* Conjunto de tarefas *
1. No excerto sobre a Geração Selfie e o euro, a que país se compara Portugal caso não tivesse o euro?
2. Prossiga o texto sobre a Geração Selfie e a saída de Portugal do euro a partir da última frase apresentada.

* Excerto fornecido *

========

Com o passar do tempo, as gerações estão cada vez mais egocêntricas, fúteis e com pouca empatia. Estamos a criar uma Geração Selfie, onde o próprio se acha o centro do mundo.

Anteriormente a fama era consequência de trabalho meritório, agora são famosos apenas por terem fama. Agora basta expor o corpo para ser famoso, entrar em reality show ou exibir corpos desnudados nas redes sociais.

Uma geração, onde é mais importante mostrar felicidade, que sentir felicidade. Onde vale tudo para ganhar dinheiro, desde demonstrando uma falsa felicidade e claro muita ostentação nas redes sociais. Seguindo à risca a máxima mítica de Andy Warhol , “falem bem ou mal, mas falem de mim”. Por vezes são verdadeiros fundamentalista, sem escrúpulos.

Depois existem os influencers, que não tem problemas em divulgar/vender produtos ilegais, enganar os seus próprios seguidores. E o pior, muitos dos seus seguidores não vêem problemas nesses actos ilegais, ainda elogiam, vangloriam e idolatram aqueles bem de luxos.

São gerações que apenas seguem a manada e não pensam por si próprias.

Nos trabalhos comuns não tem qualquer problema em passar por cima de colegas, apenas para ganhar mais, com ambição desmedida.

Eu sei que é errado generalizar, mas isso está a acontecer, geração após geração, este tipo de pessoas são mais.

A moeda

Eu sou um forte crítico das políticas de expansão monetária realizadas pelo BCE, mas na verdade, sem o euro a impressão de dinheiro seria bastante pior, não tenho qualquer dúvida. Os governos portugueses iam usar e abusar das desvalorização cambial, gerando enormes inflações, seríamos a Argentina da Europa.

Neste momento o euro é essencial para a nossa economia, estamos totalmente dependentes do euro, se o euro terminar ou apenas Portugal sair, será uma desgraça, será o rastilho para a Tempestade Perfeita.

Tempestade Perfeita

Com a saída de Portugal do euro, é inevitável a criação de uma nova moeda. O governo iria imprimir dinheiro sem fim

Ao fazer uma forte desvalorização da moeda, tem como consequência o aumento exponencial do custo da dívida (que está precificada numa moeda forte), em poucos dias, a dívida seria multiplicada muitas vezes. Se agora já temos muitas dificuldades em pagar a actual dívida soberana, seria impossível pagar a “nova” dívida.

========

* Linhas de dados *
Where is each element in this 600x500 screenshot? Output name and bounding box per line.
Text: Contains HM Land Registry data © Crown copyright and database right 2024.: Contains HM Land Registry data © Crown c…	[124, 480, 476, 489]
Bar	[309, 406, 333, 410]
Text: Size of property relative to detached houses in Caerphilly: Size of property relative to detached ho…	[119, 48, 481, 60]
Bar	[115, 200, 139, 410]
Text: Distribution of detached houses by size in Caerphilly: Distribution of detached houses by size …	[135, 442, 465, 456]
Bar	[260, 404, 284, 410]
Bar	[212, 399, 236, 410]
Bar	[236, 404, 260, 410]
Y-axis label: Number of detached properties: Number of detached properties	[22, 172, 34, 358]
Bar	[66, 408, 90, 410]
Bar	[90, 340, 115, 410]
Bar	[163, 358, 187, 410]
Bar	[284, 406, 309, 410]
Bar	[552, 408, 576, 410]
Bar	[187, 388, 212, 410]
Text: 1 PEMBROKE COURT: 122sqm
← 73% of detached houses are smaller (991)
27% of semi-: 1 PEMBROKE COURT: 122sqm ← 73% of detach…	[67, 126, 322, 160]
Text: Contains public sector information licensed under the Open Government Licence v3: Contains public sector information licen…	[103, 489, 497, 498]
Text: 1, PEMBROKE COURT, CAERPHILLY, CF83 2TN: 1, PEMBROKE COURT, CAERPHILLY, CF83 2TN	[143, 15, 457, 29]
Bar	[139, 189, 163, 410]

========

* Respostas numeradas *
1. À Argentina: Portugal seria "a Argentina da Europa".

2.
O Estado entrava em bancarrota, e vai gerar cascata de falências, os bancos também não conseguiam pagar os empréstimos dos bancos estrangeiros, voltamos ao problema de 2012, mas desta vez o problema é bem superior. Ou o estado teria de nacionalizar todos os bancos ou então as casas das pessoas passavam para os credores. Como os Portugueses não iriam conseguir pagar os créditos de habitação, seria milhões de Portugueses sem casa. Nesta situação sim, a bolha do imobiliário arrebentaria.

Outro factor que poderia entrar nesta tempestade perfeita é a Segurança Social, poderia também entrar em colapso.

Uma taxa enorme de desempregados e os empregos que existem não passam de ordenados mínimos. Como entra pouco dinheiro na SS e a sair muito para pagar aos actuais reformados, era o rebentar do ponzi.

Os trabalhadores do activo começam a questionar o porquê de pagar a SS, porque eles já sabem que não vão ter reformas, todos sabem que o sistema irá colapsar.

O país completamente falido, com uma taxa de impostos enorme para pagar uma dívida soberana, seria também necessário injectar dinheiro na SS para as reformas. A população ficaria longos anos a trabalhar apenas para pagar impostos.

Isto iria criar uma enorme revolta geracional, os jovens estão a sofrer e a pagar uma dívida que foi realizada pelos mais velhos. Esta revolta social, junto a uma geração egocêntrica, será uma fórmula explosiva, será o início do fim da chamada Solidariedade Intergeracional.

Os jovens vão se unir e como eles são maioria, vão fazer um referendo, onde vão recusar pagar a dívida soberana e a SS. Será um reset à economia, mas vai deixar milhões de reformados na miséria.
É claro que isto é apenas uma projecção, talvez um pouco apocalíptica, talvez, mas se Portugal sair do euro, será uma catástrofe. Poderá não acontecer tudo o que eu falei neste texto, mas certamente muita coisa irá acontecer.